To see how these factors can interact, suppose that for a Web project you're doing you want to find a video (public domain, of course) of a nice spring day in a forest. You probably have specific parameters in mind-it should be in QuickTime, although you can accept Microsoft Video and perhaps a few other formats, and it must be under 5M, because most of your users use modems. For an MS Video file, you can accept up to 7M because you've got this dandy magic box converter that reduces the size of the file while converting it to QuickTime. Further, since you're pressed for time, you don't want to spend a lot of time viewing clips on bogged down servers.

You can translate these requirements into a GET statement using the Accept field. This field has two parts, as follows:

The MIME content type/subtype
Optional parameters for the type which are separated from the MIME type by a semicolon

Among the optional parameters are the q, mxs, and mxb keywords. So the request for the forest video might look like this:

GET /somevideo HTTP/1.0
Accept: video/quicktime; q=.9, mxb = 5242880, mxs = 30, video/x-msvideo; q=.1 mxb = 7864320, mxs = 30

Rather than simply request the object somevideo and take your chances that it fits your requirements, append an Accept field to the request to narrow the range of choices the server has in filling the request.

+--

* [PROMPT 1]:
According to the passage on the Accept field, why can a Microsoft Video file be as large as 7M when other files must stay under 5M? Answer in one to three sentences.
The records below are unrelated to the passage on the Accept field.

* [RECORDS FOR PROCESSING]:
+--

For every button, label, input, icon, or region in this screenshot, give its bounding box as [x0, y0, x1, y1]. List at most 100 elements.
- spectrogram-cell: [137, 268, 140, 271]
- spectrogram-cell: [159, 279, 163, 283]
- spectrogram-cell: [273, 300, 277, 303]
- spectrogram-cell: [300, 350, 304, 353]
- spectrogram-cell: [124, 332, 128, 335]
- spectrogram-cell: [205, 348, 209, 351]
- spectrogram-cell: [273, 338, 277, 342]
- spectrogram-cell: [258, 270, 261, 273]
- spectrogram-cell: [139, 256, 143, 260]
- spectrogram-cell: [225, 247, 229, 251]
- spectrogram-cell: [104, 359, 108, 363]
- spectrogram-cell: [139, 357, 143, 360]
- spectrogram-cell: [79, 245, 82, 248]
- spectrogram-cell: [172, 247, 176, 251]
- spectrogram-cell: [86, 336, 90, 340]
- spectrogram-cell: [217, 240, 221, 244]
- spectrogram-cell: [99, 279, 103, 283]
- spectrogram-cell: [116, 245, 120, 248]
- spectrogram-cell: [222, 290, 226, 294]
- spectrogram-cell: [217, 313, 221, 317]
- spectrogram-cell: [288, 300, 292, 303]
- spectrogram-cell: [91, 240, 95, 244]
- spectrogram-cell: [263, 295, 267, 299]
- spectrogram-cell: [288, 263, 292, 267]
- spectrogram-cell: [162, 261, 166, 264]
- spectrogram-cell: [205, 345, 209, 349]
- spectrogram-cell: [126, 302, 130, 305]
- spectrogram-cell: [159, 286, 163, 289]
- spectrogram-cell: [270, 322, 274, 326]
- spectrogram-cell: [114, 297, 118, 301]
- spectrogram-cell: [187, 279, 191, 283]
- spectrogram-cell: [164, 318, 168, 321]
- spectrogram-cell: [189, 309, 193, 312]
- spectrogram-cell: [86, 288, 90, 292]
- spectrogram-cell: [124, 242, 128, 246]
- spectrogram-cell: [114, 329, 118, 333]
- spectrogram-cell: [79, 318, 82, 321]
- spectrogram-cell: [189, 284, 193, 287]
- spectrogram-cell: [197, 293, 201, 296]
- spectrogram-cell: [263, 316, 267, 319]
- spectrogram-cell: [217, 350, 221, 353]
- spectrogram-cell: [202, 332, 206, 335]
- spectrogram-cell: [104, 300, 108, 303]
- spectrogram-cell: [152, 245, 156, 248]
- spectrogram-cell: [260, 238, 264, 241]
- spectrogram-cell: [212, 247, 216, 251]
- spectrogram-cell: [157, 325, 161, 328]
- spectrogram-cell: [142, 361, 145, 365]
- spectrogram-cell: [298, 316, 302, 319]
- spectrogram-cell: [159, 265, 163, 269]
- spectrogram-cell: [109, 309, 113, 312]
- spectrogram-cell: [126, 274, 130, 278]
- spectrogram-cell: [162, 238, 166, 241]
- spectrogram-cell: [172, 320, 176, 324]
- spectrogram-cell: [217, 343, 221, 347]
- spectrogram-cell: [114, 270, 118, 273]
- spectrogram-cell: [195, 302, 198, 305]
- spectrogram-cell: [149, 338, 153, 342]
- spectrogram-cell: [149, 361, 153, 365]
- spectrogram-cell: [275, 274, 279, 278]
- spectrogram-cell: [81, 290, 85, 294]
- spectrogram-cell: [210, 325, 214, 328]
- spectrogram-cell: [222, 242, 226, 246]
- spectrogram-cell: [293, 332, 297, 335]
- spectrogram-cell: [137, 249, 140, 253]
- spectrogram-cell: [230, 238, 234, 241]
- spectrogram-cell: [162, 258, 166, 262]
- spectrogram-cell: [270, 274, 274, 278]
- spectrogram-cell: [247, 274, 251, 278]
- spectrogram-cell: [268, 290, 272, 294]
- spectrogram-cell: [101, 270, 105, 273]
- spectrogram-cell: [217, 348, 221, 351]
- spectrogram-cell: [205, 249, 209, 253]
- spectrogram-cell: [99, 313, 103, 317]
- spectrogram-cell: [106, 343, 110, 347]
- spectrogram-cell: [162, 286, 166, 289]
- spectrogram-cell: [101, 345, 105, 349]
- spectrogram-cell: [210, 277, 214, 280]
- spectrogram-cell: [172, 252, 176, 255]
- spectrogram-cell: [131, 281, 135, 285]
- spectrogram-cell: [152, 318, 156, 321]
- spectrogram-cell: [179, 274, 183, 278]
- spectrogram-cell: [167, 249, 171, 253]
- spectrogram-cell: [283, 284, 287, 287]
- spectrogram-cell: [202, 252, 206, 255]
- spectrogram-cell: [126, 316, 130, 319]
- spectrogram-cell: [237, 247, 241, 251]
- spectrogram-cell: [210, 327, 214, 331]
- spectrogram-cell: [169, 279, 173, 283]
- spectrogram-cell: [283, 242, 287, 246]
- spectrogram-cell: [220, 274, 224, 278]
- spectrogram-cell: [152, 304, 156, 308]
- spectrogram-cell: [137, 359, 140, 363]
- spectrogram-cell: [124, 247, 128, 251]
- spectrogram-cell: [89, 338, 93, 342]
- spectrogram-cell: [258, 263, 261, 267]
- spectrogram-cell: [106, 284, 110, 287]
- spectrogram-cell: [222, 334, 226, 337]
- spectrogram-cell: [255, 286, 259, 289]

+--

* [PROMPT 2]:
Print the records starting at their first line and ending at the line that contains "- spectrogram-cell: [139, 357, 143, 360]", with both of those lines included.

* [EXPECTED OUTPUT 1]:
A Microsoft Video file can be larger because a converter reduces the file's size while converting it to QuickTime. The 5M limit for other files exists because most users rely on modems.

* [EXPECTED OUTPUT 2]:
For every button, label, input, icon, or region in this screenshot, give its bounding box as [x0, y0, x1, y1]. List at most 100 elements.
- spectrogram-cell: [137, 268, 140, 271]
- spectrogram-cell: [159, 279, 163, 283]
- spectrogram-cell: [273, 300, 277, 303]
- spectrogram-cell: [300, 350, 304, 353]
- spectrogram-cell: [124, 332, 128, 335]
- spectrogram-cell: [205, 348, 209, 351]
- spectrogram-cell: [273, 338, 277, 342]
- spectrogram-cell: [258, 270, 261, 273]
- spectrogram-cell: [139, 256, 143, 260]
- spectrogram-cell: [225, 247, 229, 251]
- spectrogram-cell: [104, 359, 108, 363]
- spectrogram-cell: [139, 357, 143, 360]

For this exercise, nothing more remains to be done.